Transcribe the listing word for word.

:: Dataset records

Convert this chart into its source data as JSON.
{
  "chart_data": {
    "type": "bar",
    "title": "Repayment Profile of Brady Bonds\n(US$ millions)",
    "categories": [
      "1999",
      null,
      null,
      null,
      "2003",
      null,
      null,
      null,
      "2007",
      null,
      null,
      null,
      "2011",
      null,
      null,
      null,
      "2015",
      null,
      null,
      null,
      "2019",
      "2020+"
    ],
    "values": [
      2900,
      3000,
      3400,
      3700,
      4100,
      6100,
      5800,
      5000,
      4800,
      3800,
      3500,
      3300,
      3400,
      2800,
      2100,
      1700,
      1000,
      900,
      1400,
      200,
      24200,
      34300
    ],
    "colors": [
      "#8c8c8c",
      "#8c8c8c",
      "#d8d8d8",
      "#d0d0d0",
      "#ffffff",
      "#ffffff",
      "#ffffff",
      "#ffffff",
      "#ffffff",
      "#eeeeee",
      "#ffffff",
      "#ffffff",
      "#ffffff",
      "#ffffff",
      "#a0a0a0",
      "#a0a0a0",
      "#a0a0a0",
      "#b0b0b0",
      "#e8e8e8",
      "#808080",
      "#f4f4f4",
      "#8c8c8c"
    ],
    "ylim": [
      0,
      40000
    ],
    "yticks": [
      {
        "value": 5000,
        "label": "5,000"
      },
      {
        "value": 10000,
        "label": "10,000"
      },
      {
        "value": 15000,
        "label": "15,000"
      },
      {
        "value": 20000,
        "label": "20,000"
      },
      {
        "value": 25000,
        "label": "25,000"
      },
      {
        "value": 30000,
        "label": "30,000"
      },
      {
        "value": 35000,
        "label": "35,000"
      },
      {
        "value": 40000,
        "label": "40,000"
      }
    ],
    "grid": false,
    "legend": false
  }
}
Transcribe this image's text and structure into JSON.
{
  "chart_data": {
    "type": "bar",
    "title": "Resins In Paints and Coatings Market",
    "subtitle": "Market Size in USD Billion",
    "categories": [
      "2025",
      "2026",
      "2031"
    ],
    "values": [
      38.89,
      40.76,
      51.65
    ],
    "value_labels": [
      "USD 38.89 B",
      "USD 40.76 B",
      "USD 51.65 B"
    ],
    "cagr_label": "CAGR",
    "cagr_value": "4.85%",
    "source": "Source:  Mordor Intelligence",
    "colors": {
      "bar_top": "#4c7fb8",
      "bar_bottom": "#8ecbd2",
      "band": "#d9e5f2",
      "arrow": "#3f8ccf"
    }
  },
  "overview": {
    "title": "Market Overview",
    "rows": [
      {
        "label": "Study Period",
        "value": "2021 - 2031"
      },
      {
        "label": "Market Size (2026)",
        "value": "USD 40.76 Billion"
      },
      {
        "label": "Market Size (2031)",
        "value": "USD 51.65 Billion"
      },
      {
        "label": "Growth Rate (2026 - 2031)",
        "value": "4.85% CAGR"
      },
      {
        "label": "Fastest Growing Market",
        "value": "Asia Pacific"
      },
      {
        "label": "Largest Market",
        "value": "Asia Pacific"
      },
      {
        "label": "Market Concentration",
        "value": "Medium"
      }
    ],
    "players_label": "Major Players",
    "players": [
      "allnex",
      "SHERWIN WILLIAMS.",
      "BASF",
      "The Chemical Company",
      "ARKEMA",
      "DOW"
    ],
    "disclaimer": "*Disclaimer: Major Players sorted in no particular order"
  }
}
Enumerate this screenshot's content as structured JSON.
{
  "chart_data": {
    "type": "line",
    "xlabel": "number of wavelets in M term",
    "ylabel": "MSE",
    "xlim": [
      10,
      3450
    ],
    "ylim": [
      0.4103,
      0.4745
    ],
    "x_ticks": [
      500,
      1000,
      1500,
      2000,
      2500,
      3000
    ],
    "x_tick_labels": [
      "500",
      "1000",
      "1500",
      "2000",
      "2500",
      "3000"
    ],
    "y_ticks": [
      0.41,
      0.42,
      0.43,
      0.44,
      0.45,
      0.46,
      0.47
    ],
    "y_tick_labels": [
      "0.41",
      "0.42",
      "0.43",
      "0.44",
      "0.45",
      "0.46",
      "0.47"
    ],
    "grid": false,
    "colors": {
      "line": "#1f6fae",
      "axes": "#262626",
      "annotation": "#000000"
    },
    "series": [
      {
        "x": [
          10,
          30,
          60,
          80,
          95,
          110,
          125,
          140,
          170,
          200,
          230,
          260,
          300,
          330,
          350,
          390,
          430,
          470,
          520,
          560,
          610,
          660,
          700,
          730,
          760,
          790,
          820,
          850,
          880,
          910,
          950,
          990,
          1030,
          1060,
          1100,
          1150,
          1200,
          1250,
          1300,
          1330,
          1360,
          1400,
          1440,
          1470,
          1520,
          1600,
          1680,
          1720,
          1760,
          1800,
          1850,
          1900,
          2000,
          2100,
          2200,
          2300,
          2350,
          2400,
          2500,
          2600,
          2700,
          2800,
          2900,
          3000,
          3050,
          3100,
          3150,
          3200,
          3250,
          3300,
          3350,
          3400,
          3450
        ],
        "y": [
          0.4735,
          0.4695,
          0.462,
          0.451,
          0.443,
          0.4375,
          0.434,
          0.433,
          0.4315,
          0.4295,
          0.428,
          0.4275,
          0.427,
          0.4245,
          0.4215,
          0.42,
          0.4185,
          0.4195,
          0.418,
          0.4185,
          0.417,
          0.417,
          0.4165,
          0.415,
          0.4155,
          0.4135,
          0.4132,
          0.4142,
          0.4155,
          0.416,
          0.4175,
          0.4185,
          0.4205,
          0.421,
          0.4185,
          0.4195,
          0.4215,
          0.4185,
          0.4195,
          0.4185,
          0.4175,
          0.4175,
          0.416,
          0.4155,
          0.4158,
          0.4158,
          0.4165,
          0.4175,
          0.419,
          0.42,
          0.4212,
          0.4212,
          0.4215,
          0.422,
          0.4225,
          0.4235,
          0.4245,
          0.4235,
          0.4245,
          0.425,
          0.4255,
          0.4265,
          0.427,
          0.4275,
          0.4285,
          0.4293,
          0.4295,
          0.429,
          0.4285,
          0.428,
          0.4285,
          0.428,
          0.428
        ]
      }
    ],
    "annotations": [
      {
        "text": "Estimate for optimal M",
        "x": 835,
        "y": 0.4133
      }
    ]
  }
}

::::

__Response__.
Convert this chart into its source data as JSON.
{
  "chart_data": {
    "type": "bar",
    "title": "Repayment Profile of Brady Bonds\n(US$ millions)",
    "categories": [
      "1999",
      null,
      null,
      null,
      "2003",
      null,
      null,
      null,
      "2007",
      null,
      null,
      null,
      "2011",
      null,
      null,
      null,
      "2015",
      null,
      null,
      null,
      "2019",
      "2020+"
    ],
    "values": [
      2900,
      3000,
      3400,
      3700,
      4100,
      6100,
      5800,
      5000,
      4800,
      3800,
      3500,
      3300,
      3400,
      2800,
      2100,
      1700,
      1000,
      900,
      1400,
      200,
      24200,
      34300
    ],
    "colors": [
      "#8c8c8c",
      "#8c8c8c",
      "#d8d8d8",
      "#d0d0d0",
      "#ffffff",
      "#ffffff",
      "#ffffff",
      "#ffffff",
      "#ffffff",
      "#eeeeee",
      "#ffffff",
      "#ffffff",
      "#ffffff",
      "#ffffff",
      "#a0a0a0",
      "#a0a0a0",
      "#a0a0a0",
      "#b0b0b0",
      "#e8e8e8",
      "#808080",
      "#f4f4f4",
      "#8c8c8c"
    ],
    "ylim": [
      0,
      40000
    ],
    "yticks": [
      {
        "value": 5000,
        "label": "5,000"
      },
      {
        "value": 10000,
        "label": "10,000"
      },
      {
        "value": 15000,
        "label": "15,000"
      },
      {
        "value": 20000,
        "label": "20,000"
      },
      {
        "value": 25000,
        "label": "25,000"
      },
      {
        "value": 30000,
        "label": "30,000"
      },
      {
        "value": 35000,
        "label": "35,000"
      },
      {
        "value": 40000,
        "label": "40,000"
      }
    ],
    "grid": false,
    "legend": false
  }
}
Transcribe this image's text and structure into JSON.
{
  "chart_data": {
    "type": "bar",
    "title": "Resins In Paints and Coatings Market",
    "subtitle": "Market Size in USD Billion",
    "categories": [
      "2025",
      "2026",
      "2031"
    ],
    "values": [
      38.89,
      40.76,
      51.65
    ],
    "value_labels": [
      "USD 38.89 B",
      "USD 40.76 B",
      "USD 51.65 B"
    ],
    "cagr_label": "CAGR",
    "cagr_value": "4.85%",
    "source": "Source:  Mordor Intelligence",
    "colors": {
      "bar_top": "#4c7fb8",
      "bar_bottom": "#8ecbd2",
      "band": "#d9e5f2",
      "arrow": "#3f8ccf"
    }
  },
  "overview": {
    "title": "Market Overview",
    "rows": [
      {
        "label": "Study Period",
        "value": "2021 - 2031"
      },
      {
        "label": "Market Size (2026)",
        "value": "USD 40.76 Billion"
      },
      {
        "label": "Market Size (2031)",
        "value": "USD 51.65 Billion"
      },
      {
        "label": "Growth Rate (2026 - 2031)",
        "value": "4.85% CAGR"
      },
      {
        "label": "Fastest Growing Market",
        "value": "Asia Pacific"
      },
      {
        "label": "Largest Market",
        "value": "Asia Pacific"
      },
      {
        "label": "Market Concentration",
        "value": "Medium"
      }
    ],
    "players_label": "Major Players",
    "players": [
      "allnex",
      "SHERWIN WILLIAMS.",
      "BASF",
      "The Chemical Company",
      "ARKEMA",
      "DOW"
    ],
    "disclaimer": "*Disclaimer: Major Players sorted in no particular order"
  }
}
Enumerate this screenshot's content as structured JSON.
{
  "chart_data": {
    "type": "line",
    "xlabel": "number of wavelets in M term",
    "ylabel": "MSE",
    "xlim": [
      10,
      3450
    ],
    "ylim": [
      0.4103,
      0.4745
    ],
    "x_ticks": [
      500,
      1000,
      1500,
      2000,
      2500,
      3000
    ],
    "x_tick_labels": [
      "500",
      "1000",
      "1500",
      "2000",
      "2500",
      "3000"
    ],
    "y_ticks": [
      0.41,
      0.42,
      0.43,
      0.44,
      0.45,
      0.46,
      0.47
    ],
    "y_tick_labels": [
      "0.41",
      "0.42",
      "0.43",
      "0.44",
      "0.45",
      "0.46",
      "0.47"
    ],
    "grid": false,
    "colors": {
      "line": "#1f6fae",
      "axes": "#262626",
      "annotation": "#000000"
    },
    "series": [
      {
        "x": [
          10,
          30,
          60,
          80,
          95,
          110,
          125,
          140,
          170,
          200,
          230,
          260,
          300,
          330,
          350,
          390,
          430,
          470,
          520,
          560,
          610,
          660,
          700,
          730,
          760,
          790,
          820,
          850,
          880,
          910,
          950,
          990,
          1030,
          1060,
          1100,
          1150,
          1200,
          1250,
          1300,
          1330,
          1360,
          1400,
          1440,
          1470,
          1520,
          1600,
          1680,
          1720,
          1760,
          1800,
          1850,
          1900,
          2000,
          2100,
          2200,
          2300,
          2350,
          2400,
          2500,
          2600,
          2700,
          2800,
          2900,
          3000,
          3050,
          3100,
          3150,
          3200,
          3250,
          3300,
          3350,
          3400,
          3450
        ],
        "y": [
          0.4735,
          0.4695,
          0.462,
          0.451,
          0.443,
          0.4375,
          0.434,
          0.433,
          0.4315,
          0.4295,
          0.428,
          0.4275,
          0.427,
          0.4245,
          0.4215,
          0.42,
          0.4185,
          0.4195,
          0.418,
          0.4185,
          0.417,
          0.417,
          0.4165,
          0.415,
          0.4155,
          0.4135,
          0.4132,
          0.4142,
          0.4155,
          0.416,
          0.4175,
          0.4185,
          0.4205,
          0.421,
          0.4185,
          0.4195,
          0.4215,
          0.4185,
          0.4195,
          0.4185,
          0.4175,
          0.4175,
          0.416,
          0.4155,
          0.4158,
          0.4158,
          0.4165,
          0.4175,
          0.419,
          0.42,
          0.4212,
          0.4212,
          0.4215,
          0.422,
          0.4225,
          0.4235,
          0.4245,
          0.4235,
          0.4245,
          0.425,
          0.4255,
          0.4265,
          0.427,
          0.4275,
          0.4285,
          0.4293,
          0.4295,
          0.429,
          0.4285,
          0.428,
          0.4285,
          0.428,
          0.428
        ]
      }
    ],
    "annotations": [
      {
        "text": "Estimate for optimal M",
        "x": 835,
        "y": 0.4133
      }
    ]
  }
}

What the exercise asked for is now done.